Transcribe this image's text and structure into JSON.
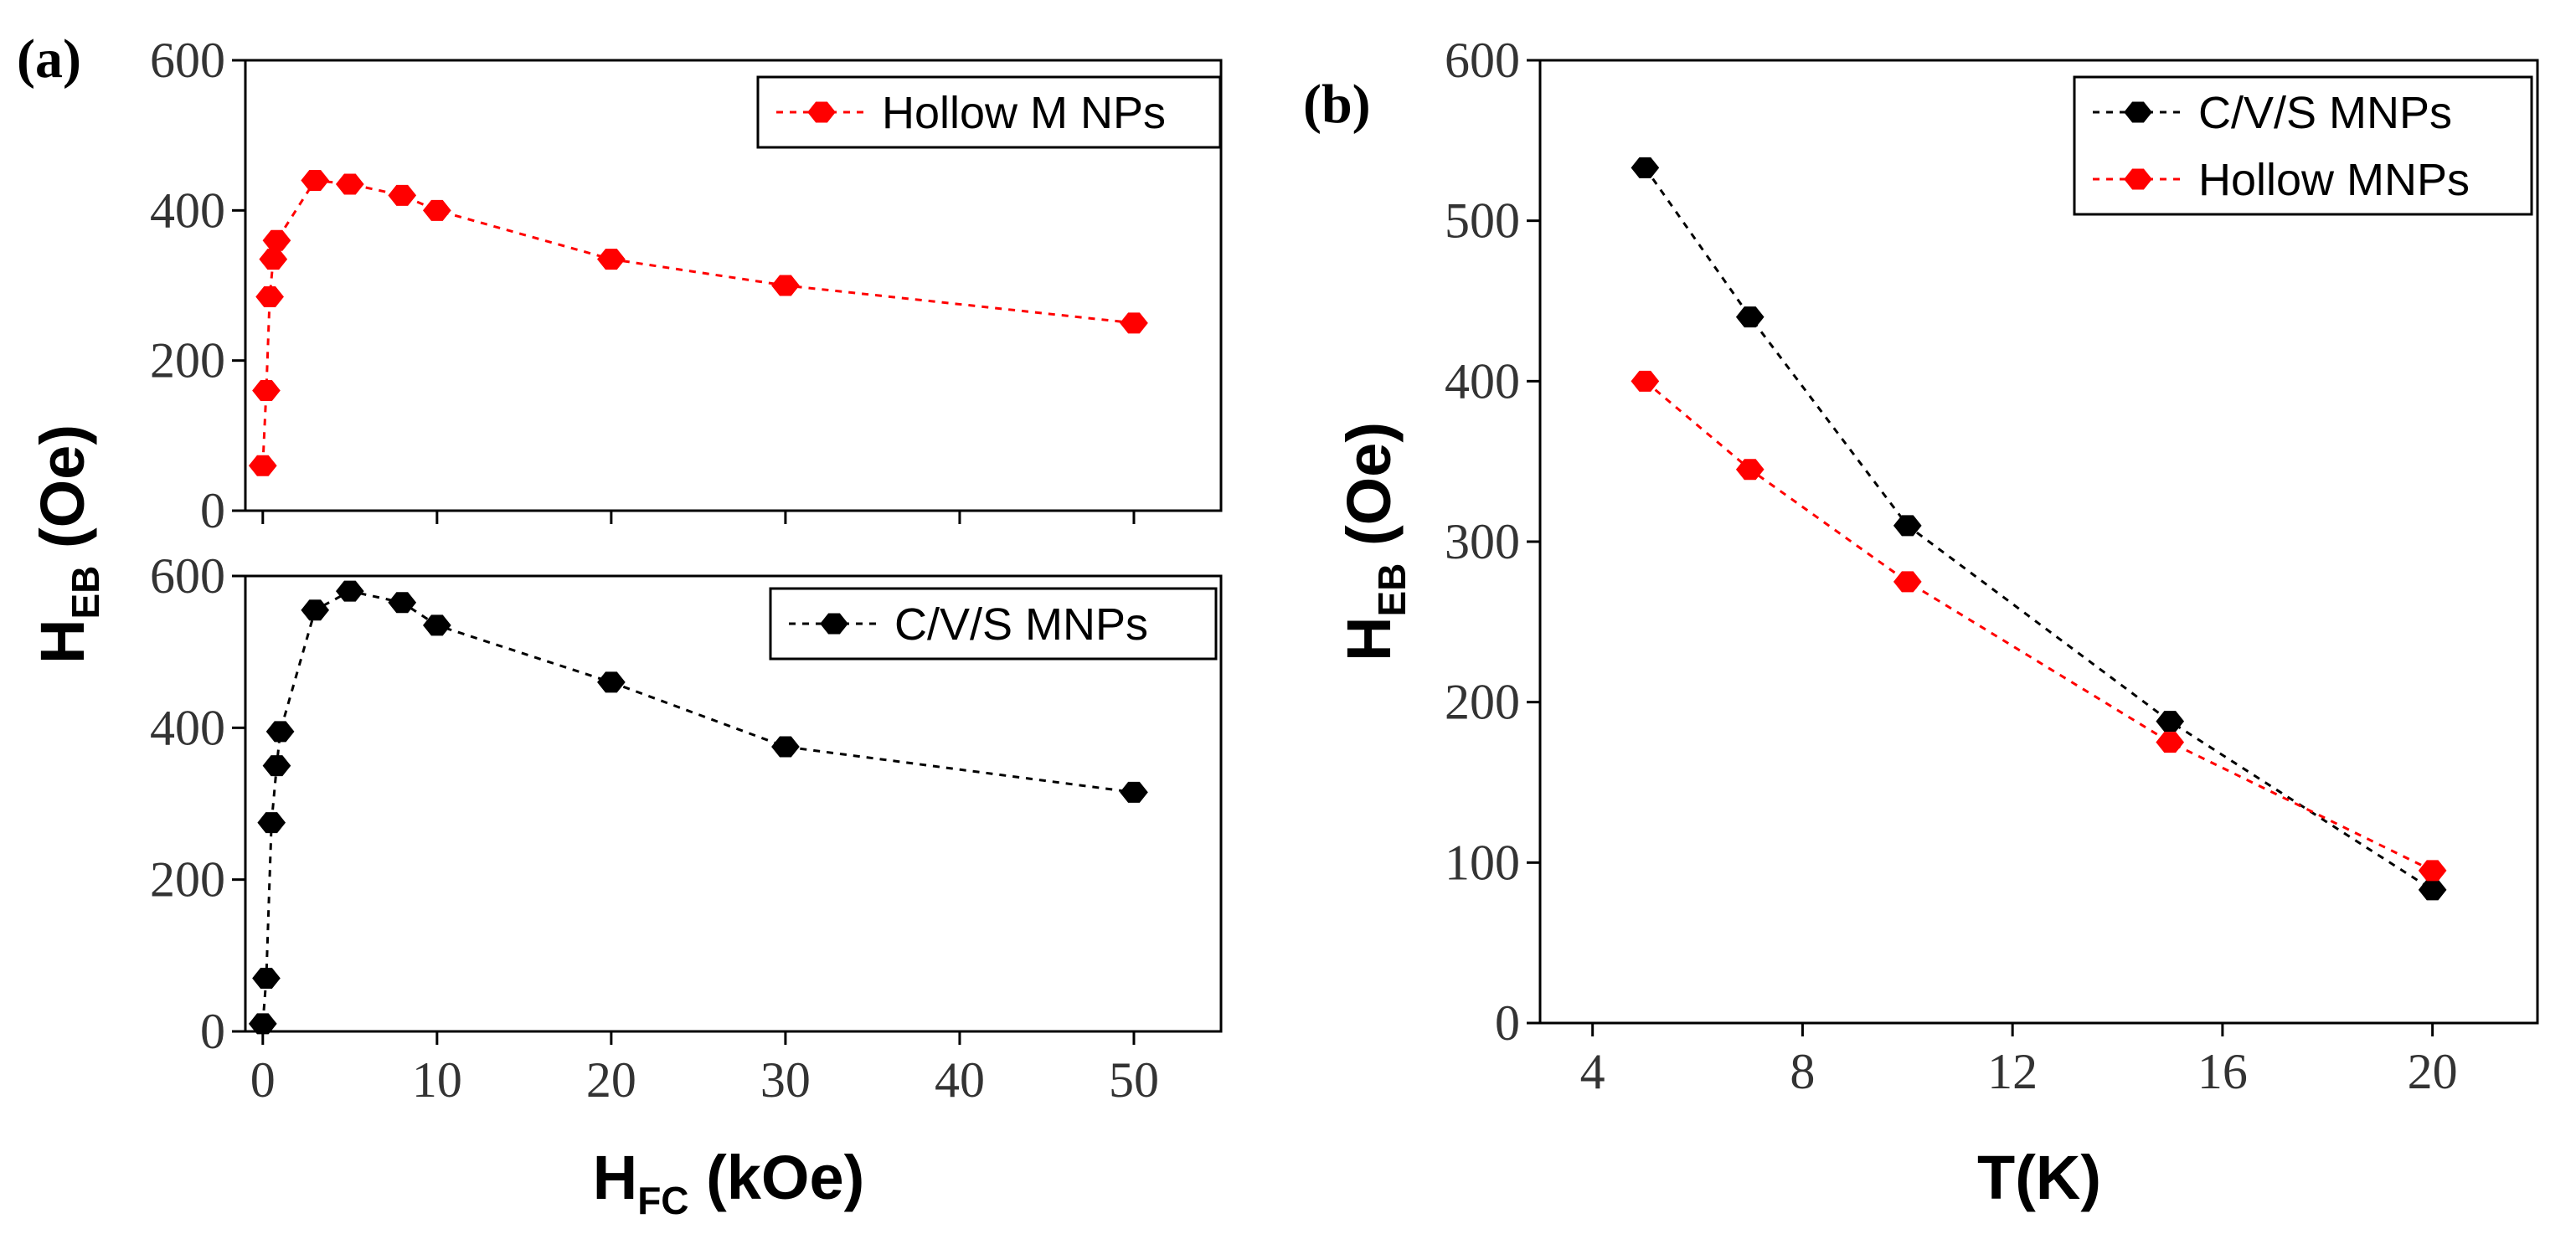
{
  "colors": {
    "hollow": "#ff0000",
    "cvs": "#000000",
    "axis": "#000000"
  },
  "chart_data": [
    {
      "id": "a-top",
      "panel_label": "(a)",
      "type": "line",
      "x": [
        0,
        0.2,
        0.4,
        0.6,
        0.8,
        3,
        5,
        8,
        10,
        20,
        30,
        50
      ],
      "series": [
        {
          "name": "Hollow M NPs",
          "color": "#ff0000",
          "values": [
            60,
            160,
            285,
            335,
            360,
            440,
            435,
            420,
            400,
            335,
            300,
            250
          ]
        }
      ],
      "ylim": [
        0,
        600
      ],
      "yticks": [
        0,
        200,
        400,
        600
      ],
      "xlim": [
        -1,
        55
      ],
      "xticks": [
        0,
        10,
        20,
        30,
        40,
        50
      ],
      "show_xtick_labels": false,
      "legend": "top-right"
    },
    {
      "id": "a-bottom",
      "type": "line",
      "x": [
        0,
        0.2,
        0.5,
        0.8,
        1,
        3,
        5,
        8,
        10,
        20,
        30,
        50
      ],
      "series": [
        {
          "name": "C/V/S MNPs",
          "color": "#000000",
          "values": [
            10,
            70,
            275,
            350,
            395,
            555,
            580,
            565,
            535,
            460,
            375,
            315
          ]
        }
      ],
      "ylim": [
        0,
        600
      ],
      "yticks": [
        0,
        200,
        400,
        600
      ],
      "xlim": [
        -1,
        55
      ],
      "xticks": [
        0,
        10,
        20,
        30,
        40,
        50
      ],
      "show_xtick_labels": true,
      "xlabel": "H",
      "xlabel_sub": "FC",
      "xlabel_rest": " (kOe)",
      "legend": "top-right"
    },
    {
      "id": "b",
      "panel_label": "(b)",
      "type": "line",
      "x": [
        5,
        7,
        10,
        15,
        20
      ],
      "series": [
        {
          "name": "C/V/S MNPs",
          "color": "#000000",
          "values": [
            533,
            440,
            310,
            188,
            83
          ]
        },
        {
          "name": "Hollow MNPs",
          "color": "#ff0000",
          "values": [
            400,
            345,
            275,
            175,
            95
          ]
        }
      ],
      "ylim": [
        0,
        600
      ],
      "yticks": [
        0,
        100,
        200,
        300,
        400,
        500,
        600
      ],
      "xlim": [
        3,
        22
      ],
      "xticks": [
        4,
        8,
        12,
        16,
        20
      ],
      "show_xtick_labels": true,
      "xlabel": "T(K)",
      "ylabel": "H",
      "ylabel_sub": "EB",
      "ylabel_rest": " (Oe)",
      "legend": "top-right"
    }
  ],
  "shared_ylabel": {
    "main": "H",
    "sub": "EB",
    "rest": " (Oe)"
  }
}
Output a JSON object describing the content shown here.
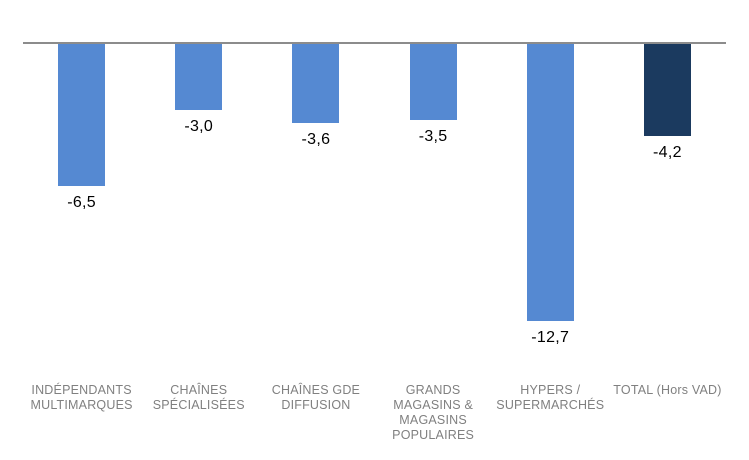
{
  "chart_data": {
    "type": "bar",
    "orientation": "vertical",
    "title": "",
    "xlabel": "",
    "ylabel": "",
    "categories": [
      "INDÉPENDANTS\nMULTIMARQUES",
      "CHAÎNES\nSPÉCIALISÉES",
      "CHAÎNES GDE\nDIFFUSION",
      "GRANDS\nMAGASINS &\nMAGASINS\nPOPULAIRES",
      "HYPERS /\nSUPERMARCHÉS",
      "TOTAL (Hors VAD)"
    ],
    "values": [
      -6.5,
      -3.0,
      -3.6,
      -3.5,
      -12.7,
      -4.2
    ],
    "value_labels": [
      "-6,5",
      "-3,0",
      "-3,6",
      "-3,5",
      "-12,7",
      "-4,2"
    ],
    "bar_colors": [
      "#5589D2",
      "#5589D2",
      "#5589D2",
      "#5589D2",
      "#5589D2",
      "#1B3A5F"
    ],
    "ylim": [
      -14,
      0
    ],
    "baseline": 0,
    "grid": false,
    "legend": false,
    "colors": {
      "bar_blue": "#5589D2",
      "bar_navy": "#1B3A5F",
      "axis_line": "#8C8C8C",
      "category_label": "#808080",
      "value_label": "#000000",
      "background": "#FFFFFF"
    }
  }
}
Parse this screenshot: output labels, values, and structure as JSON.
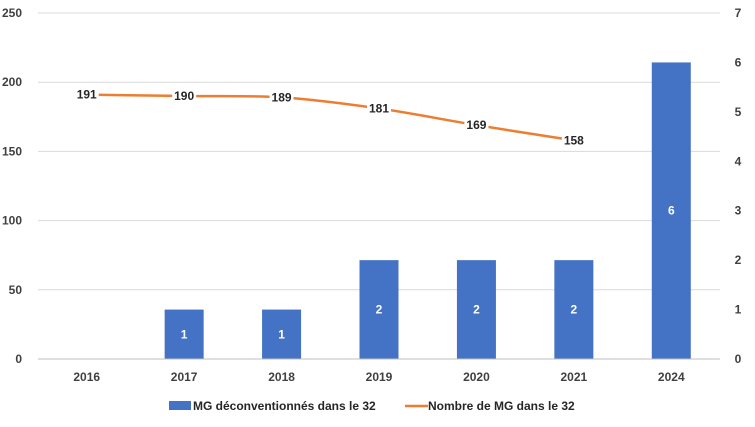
{
  "chart_data": {
    "type": "bar",
    "categories": [
      "2016",
      "2017",
      "2018",
      "2019",
      "2020",
      "2021",
      "2024"
    ],
    "series": [
      {
        "name": "MG déconventionnés dans le 32",
        "type": "bar",
        "axis": "secondary",
        "color": "#4472c4",
        "values": [
          null,
          1,
          1,
          2,
          2,
          2,
          6
        ],
        "labels": [
          "",
          "1",
          "1",
          "2",
          "2",
          "2",
          "6"
        ]
      },
      {
        "name": "Nombre de MG dans le 32",
        "type": "line",
        "axis": "primary",
        "color": "#ed7d31",
        "values": [
          191,
          190,
          189,
          181,
          169,
          158,
          null
        ],
        "labels": [
          "191",
          "190",
          "189",
          "181",
          "169",
          "158",
          ""
        ]
      }
    ],
    "y_left": {
      "range": [
        0,
        250
      ],
      "ticks": [
        "0",
        "50",
        "100",
        "150",
        "200",
        "250"
      ]
    },
    "y_right": {
      "range": [
        0,
        7
      ],
      "ticks": [
        "0",
        "1",
        "2",
        "3",
        "4",
        "5",
        "6",
        "7"
      ]
    },
    "grid": true,
    "legend": "bottom",
    "title": "",
    "xlabel": "",
    "ylabel": ""
  }
}
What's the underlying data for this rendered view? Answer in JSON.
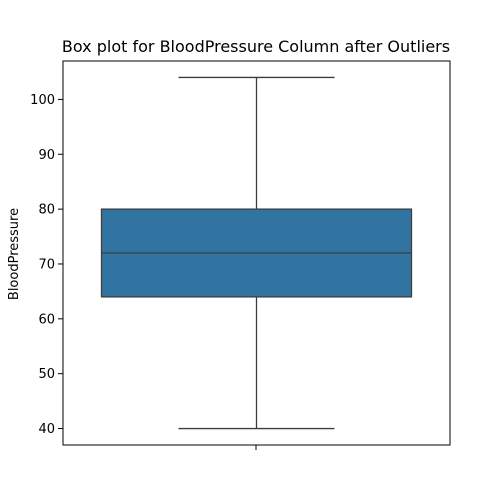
{
  "chart_data": {
    "type": "box",
    "title": "Box plot for BloodPressure Column after Outliers",
    "xlabel": "",
    "ylabel": "BloodPressure",
    "ylim": [
      37,
      107
    ],
    "yticks": [
      40,
      50,
      60,
      70,
      80,
      90,
      100
    ],
    "grid": false,
    "box": {
      "whisker_low": 40,
      "q1": 64,
      "median": 72,
      "q3": 80,
      "whisker_high": 104
    },
    "colors": {
      "box_fill": "#3274a1",
      "lines": "#3d3d3d",
      "frame": "#000000"
    }
  }
}
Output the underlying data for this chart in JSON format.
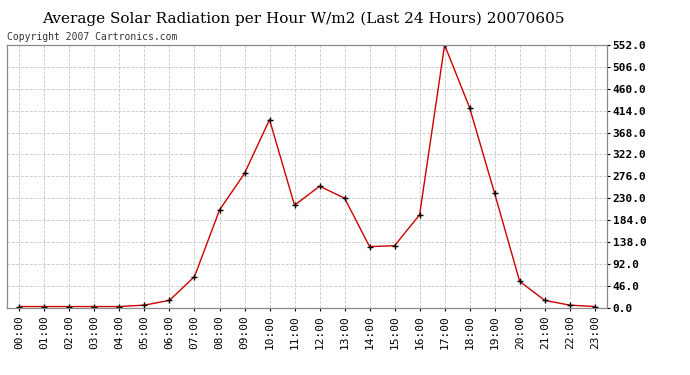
{
  "title": "Average Solar Radiation per Hour W/m2 (Last 24 Hours) 20070605",
  "copyright_text": "Copyright 2007 Cartronics.com",
  "hours": [
    "00:00",
    "01:00",
    "02:00",
    "03:00",
    "04:00",
    "05:00",
    "06:00",
    "07:00",
    "08:00",
    "09:00",
    "10:00",
    "11:00",
    "12:00",
    "13:00",
    "14:00",
    "15:00",
    "16:00",
    "17:00",
    "18:00",
    "19:00",
    "20:00",
    "21:00",
    "22:00",
    "23:00"
  ],
  "values": [
    2,
    2,
    2,
    2,
    2,
    5,
    15,
    65,
    205,
    282,
    395,
    215,
    255,
    230,
    128,
    130,
    195,
    552,
    420,
    240,
    55,
    15,
    5,
    2
  ],
  "line_color": "#cc0000",
  "marker_color": "#000000",
  "bg_color": "#ffffff",
  "grid_color": "#c8c8c8",
  "ylim": [
    0,
    552
  ],
  "yticks": [
    0.0,
    46.0,
    92.0,
    138.0,
    184.0,
    230.0,
    276.0,
    322.0,
    368.0,
    414.0,
    460.0,
    506.0,
    552.0
  ],
  "title_fontsize": 11,
  "copyright_fontsize": 7,
  "axis_fontsize": 8
}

______

**Problem details**
Reproduce all of the material exactly, apart from the pictures.

**Output of the exercise**
Transcribe this image's text and structure into JSON.
{
  "colors": {
    "hollow": "#ff0000",
    "cvs": "#000000",
    "axis": "#000000"
  },
  "chart_data": [
    {
      "id": "a-top",
      "panel_label": "(a)",
      "type": "line",
      "x": [
        0,
        0.2,
        0.4,
        0.6,
        0.8,
        3,
        5,
        8,
        10,
        20,
        30,
        50
      ],
      "series": [
        {
          "name": "Hollow M NPs",
          "color": "#ff0000",
          "values": [
            60,
            160,
            285,
            335,
            360,
            440,
            435,
            420,
            400,
            335,
            300,
            250
          ]
        }
      ],
      "ylim": [
        0,
        600
      ],
      "yticks": [
        0,
        200,
        400,
        600
      ],
      "xlim": [
        -1,
        55
      ],
      "xticks": [
        0,
        10,
        20,
        30,
        40,
        50
      ],
      "show_xtick_labels": false,
      "legend": "top-right"
    },
    {
      "id": "a-bottom",
      "type": "line",
      "x": [
        0,
        0.2,
        0.5,
        0.8,
        1,
        3,
        5,
        8,
        10,
        20,
        30,
        50
      ],
      "series": [
        {
          "name": "C/V/S MNPs",
          "color": "#000000",
          "values": [
            10,
            70,
            275,
            350,
            395,
            555,
            580,
            565,
            535,
            460,
            375,
            315
          ]
        }
      ],
      "ylim": [
        0,
        600
      ],
      "yticks": [
        0,
        200,
        400,
        600
      ],
      "xlim": [
        -1,
        55
      ],
      "xticks": [
        0,
        10,
        20,
        30,
        40,
        50
      ],
      "show_xtick_labels": true,
      "xlabel": "H",
      "xlabel_sub": "FC",
      "xlabel_rest": " (kOe)",
      "legend": "top-right"
    },
    {
      "id": "b",
      "panel_label": "(b)",
      "type": "line",
      "x": [
        5,
        7,
        10,
        15,
        20
      ],
      "series": [
        {
          "name": "C/V/S MNPs",
          "color": "#000000",
          "values": [
            533,
            440,
            310,
            188,
            83
          ]
        },
        {
          "name": "Hollow MNPs",
          "color": "#ff0000",
          "values": [
            400,
            345,
            275,
            175,
            95
          ]
        }
      ],
      "ylim": [
        0,
        600
      ],
      "yticks": [
        0,
        100,
        200,
        300,
        400,
        500,
        600
      ],
      "xlim": [
        3,
        22
      ],
      "xticks": [
        4,
        8,
        12,
        16,
        20
      ],
      "show_xtick_labels": true,
      "xlabel": "T(K)",
      "ylabel": "H",
      "ylabel_sub": "EB",
      "ylabel_rest": " (Oe)",
      "legend": "top-right"
    }
  ],
  "shared_ylabel": {
    "main": "H",
    "sub": "EB",
    "rest": " (Oe)"
  }
}
Output a JSON object describing the content shown here.
{
  "chart_data": {
    "type": "bar",
    "orientation": "vertical",
    "title": "",
    "xlabel": "",
    "ylabel": "",
    "categories": [
      "INDÉPENDANTS\nMULTIMARQUES",
      "CHAÎNES\nSPÉCIALISÉES",
      "CHAÎNES GDE\nDIFFUSION",
      "GRANDS\nMAGASINS &\nMAGASINS\nPOPULAIRES",
      "HYPERS /\nSUPERMARCHÉS",
      "TOTAL (Hors VAD)"
    ],
    "values": [
      -6.5,
      -3.0,
      -3.6,
      -3.5,
      -12.7,
      -4.2
    ],
    "value_labels": [
      "-6,5",
      "-3,0",
      "-3,6",
      "-3,5",
      "-12,7",
      "-4,2"
    ],
    "bar_colors": [
      "#5589D2",
      "#5589D2",
      "#5589D2",
      "#5589D2",
      "#5589D2",
      "#1B3A5F"
    ],
    "ylim": [
      -14,
      0
    ],
    "baseline": 0,
    "grid": false,
    "legend": false,
    "colors": {
      "bar_blue": "#5589D2",
      "bar_navy": "#1B3A5F",
      "axis_line": "#8C8C8C",
      "category_label": "#808080",
      "value_label": "#000000",
      "background": "#FFFFFF"
    }
  }
}
Parse this screenshot: output labels, values, and structure as JSON.
{
  "chart_data": {
    "type": "bar",
    "categories": [
      "2016",
      "2017",
      "2018",
      "2019",
      "2020",
      "2021",
      "2024"
    ],
    "series": [
      {
        "name": "MG déconventionnés dans le 32",
        "type": "bar",
        "axis": "secondary",
        "color": "#4472c4",
        "values": [
          null,
          1,
          1,
          2,
          2,
          2,
          6
        ],
        "labels": [
          "",
          "1",
          "1",
          "2",
          "2",
          "2",
          "6"
        ]
      },
      {
        "name": "Nombre de MG dans le 32",
        "type": "line",
        "axis": "primary",
        "color": "#ed7d31",
        "values": [
          191,
          190,
          189,
          181,
          169,
          158,
          null
        ],
        "labels": [
          "191",
          "190",
          "189",
          "181",
          "169",
          "158",
          ""
        ]
      }
    ],
    "y_left": {
      "range": [
        0,
        250
      ],
      "ticks": [
        "0",
        "50",
        "100",
        "150",
        "200",
        "250"
      ]
    },
    "y_right": {
      "range": [
        0,
        7
      ],
      "ticks": [
        "0",
        "1",
        "2",
        "3",
        "4",
        "5",
        "6",
        "7"
      ]
    },
    "grid": true,
    "legend": "bottom",
    "title": "",
    "xlabel": "",
    "ylabel": ""
  }
}
What's the underlying data for this rendered view? Answer in JSON.
{
  "chart_data": {
    "type": "box",
    "title": "Box plot for BloodPressure Column after Outliers",
    "xlabel": "",
    "ylabel": "BloodPressure",
    "ylim": [
      37,
      107
    ],
    "yticks": [
      40,
      50,
      60,
      70,
      80,
      90,
      100
    ],
    "grid": false,
    "box": {
      "whisker_low": 40,
      "q1": 64,
      "median": 72,
      "q3": 80,
      "whisker_high": 104
    },
    "colors": {
      "box_fill": "#3274a1",
      "lines": "#3d3d3d",
      "frame": "#000000"
    }
  }
}
Output the underlying data for this chart in JSON format.
{
  "title": "Average Solar Radiation per Hour W/m2 (Last 24 Hours) 20070605",
  "copyright_text": "Copyright 2007 Cartronics.com",
  "hours": [
    "00:00",
    "01:00",
    "02:00",
    "03:00",
    "04:00",
    "05:00",
    "06:00",
    "07:00",
    "08:00",
    "09:00",
    "10:00",
    "11:00",
    "12:00",
    "13:00",
    "14:00",
    "15:00",
    "16:00",
    "17:00",
    "18:00",
    "19:00",
    "20:00",
    "21:00",
    "22:00",
    "23:00"
  ],
  "values": [
    2,
    2,
    2,
    2,
    2,
    5,
    15,
    65,
    205,
    282,
    395,
    215,
    255,
    230,
    128,
    130,
    195,
    552,
    420,
    240,
    55,
    15,
    5,
    2
  ],
  "line_color": "#cc0000",
  "marker_color": "#000000",
  "bg_color": "#ffffff",
  "grid_color": "#c8c8c8",
  "ylim": [
    0,
    552
  ],
  "yticks": [
    0.0,
    46.0,
    92.0,
    138.0,
    184.0,
    230.0,
    276.0,
    322.0,
    368.0,
    414.0,
    460.0,
    506.0,
    552.0
  ],
  "title_fontsize": 11,
  "copyright_fontsize": 7,
  "axis_fontsize": 8
}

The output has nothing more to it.